## [EXERCISE GOAL]
Quote the line containing "What text is on this page?" and all lines that follow it in the listing below, exactly as written.

## [SUPPLIED INFORMATION]
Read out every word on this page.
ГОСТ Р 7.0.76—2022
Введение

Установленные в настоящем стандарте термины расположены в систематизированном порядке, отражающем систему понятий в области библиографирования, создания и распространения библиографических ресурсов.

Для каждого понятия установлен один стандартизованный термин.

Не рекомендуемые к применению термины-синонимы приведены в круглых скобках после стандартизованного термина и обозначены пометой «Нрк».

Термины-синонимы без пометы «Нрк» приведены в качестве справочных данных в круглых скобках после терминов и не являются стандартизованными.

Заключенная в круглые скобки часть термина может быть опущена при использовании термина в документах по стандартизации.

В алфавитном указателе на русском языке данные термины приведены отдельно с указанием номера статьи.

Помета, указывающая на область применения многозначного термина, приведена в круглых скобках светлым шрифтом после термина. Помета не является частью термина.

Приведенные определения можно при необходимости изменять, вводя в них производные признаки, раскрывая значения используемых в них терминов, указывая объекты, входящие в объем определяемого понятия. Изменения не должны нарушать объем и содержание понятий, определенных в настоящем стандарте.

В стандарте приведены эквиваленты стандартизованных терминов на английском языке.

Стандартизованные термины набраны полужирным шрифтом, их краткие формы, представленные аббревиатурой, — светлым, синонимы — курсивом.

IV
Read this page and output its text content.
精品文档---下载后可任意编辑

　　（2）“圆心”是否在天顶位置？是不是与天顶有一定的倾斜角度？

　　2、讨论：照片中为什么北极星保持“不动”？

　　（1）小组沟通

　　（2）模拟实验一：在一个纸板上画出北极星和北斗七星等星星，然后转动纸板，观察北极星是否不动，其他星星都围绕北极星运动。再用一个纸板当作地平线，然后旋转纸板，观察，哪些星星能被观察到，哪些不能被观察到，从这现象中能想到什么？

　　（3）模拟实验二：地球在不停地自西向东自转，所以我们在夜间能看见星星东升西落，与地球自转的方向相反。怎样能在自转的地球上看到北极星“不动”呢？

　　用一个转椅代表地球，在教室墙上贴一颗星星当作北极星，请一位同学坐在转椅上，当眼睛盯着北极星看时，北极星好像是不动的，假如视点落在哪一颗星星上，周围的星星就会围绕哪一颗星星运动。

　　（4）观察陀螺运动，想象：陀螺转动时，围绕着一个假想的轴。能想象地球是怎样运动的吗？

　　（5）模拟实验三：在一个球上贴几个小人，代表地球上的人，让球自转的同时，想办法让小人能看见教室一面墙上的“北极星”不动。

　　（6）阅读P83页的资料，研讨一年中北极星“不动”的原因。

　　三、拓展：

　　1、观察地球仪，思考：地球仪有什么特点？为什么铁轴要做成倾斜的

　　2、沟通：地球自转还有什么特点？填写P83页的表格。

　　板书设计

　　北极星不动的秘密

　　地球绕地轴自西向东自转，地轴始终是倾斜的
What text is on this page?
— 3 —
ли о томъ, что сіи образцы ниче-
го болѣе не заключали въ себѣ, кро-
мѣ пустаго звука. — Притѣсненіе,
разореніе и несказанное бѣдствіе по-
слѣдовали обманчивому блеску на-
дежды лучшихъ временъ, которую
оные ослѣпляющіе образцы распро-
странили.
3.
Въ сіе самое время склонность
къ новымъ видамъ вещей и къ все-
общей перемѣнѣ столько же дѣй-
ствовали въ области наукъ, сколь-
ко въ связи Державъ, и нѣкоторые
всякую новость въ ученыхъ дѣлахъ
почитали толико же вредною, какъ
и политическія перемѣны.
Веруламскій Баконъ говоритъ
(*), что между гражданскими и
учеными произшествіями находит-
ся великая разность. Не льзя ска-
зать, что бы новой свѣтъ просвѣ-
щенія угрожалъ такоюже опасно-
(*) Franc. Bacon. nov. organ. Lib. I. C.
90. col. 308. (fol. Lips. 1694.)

## [ANSWER TO THE TASK]
What text is on this page?
— 3 —
ли о томъ, что сіи образцы ниче-
го болѣе не заключали въ себѣ, кро-
мѣ пустаго звука. — Притѣсненіе,
разореніе и несказанное бѣдствіе по-
слѣдовали обманчивому блеску на-
дежды лучшихъ временъ, которую
оные ослѣпляющіе образцы распро-
странили.
3.
Въ сіе самое время склонность
къ новымъ видамъ вещей и къ все-
общей перемѣнѣ столько же дѣй-
ствовали въ области наукъ, сколь-
ко въ связи Державъ, и нѣкоторые
всякую новость въ ученыхъ дѣлахъ
почитали толико же вредною, какъ
и политическія перемѣны.
Веруламскій Баконъ говоритъ
(*), что между гражданскими и
учеными произшествіями находит-
ся великая разность. Не льзя ска-
зать, что бы новой свѣтъ просвѣ-
щенія угрожалъ такоюже опасно-
(*) Franc. Bacon. nov. organ. Lib. I. C.
90. col. 308. (fol. Lips. 1694.)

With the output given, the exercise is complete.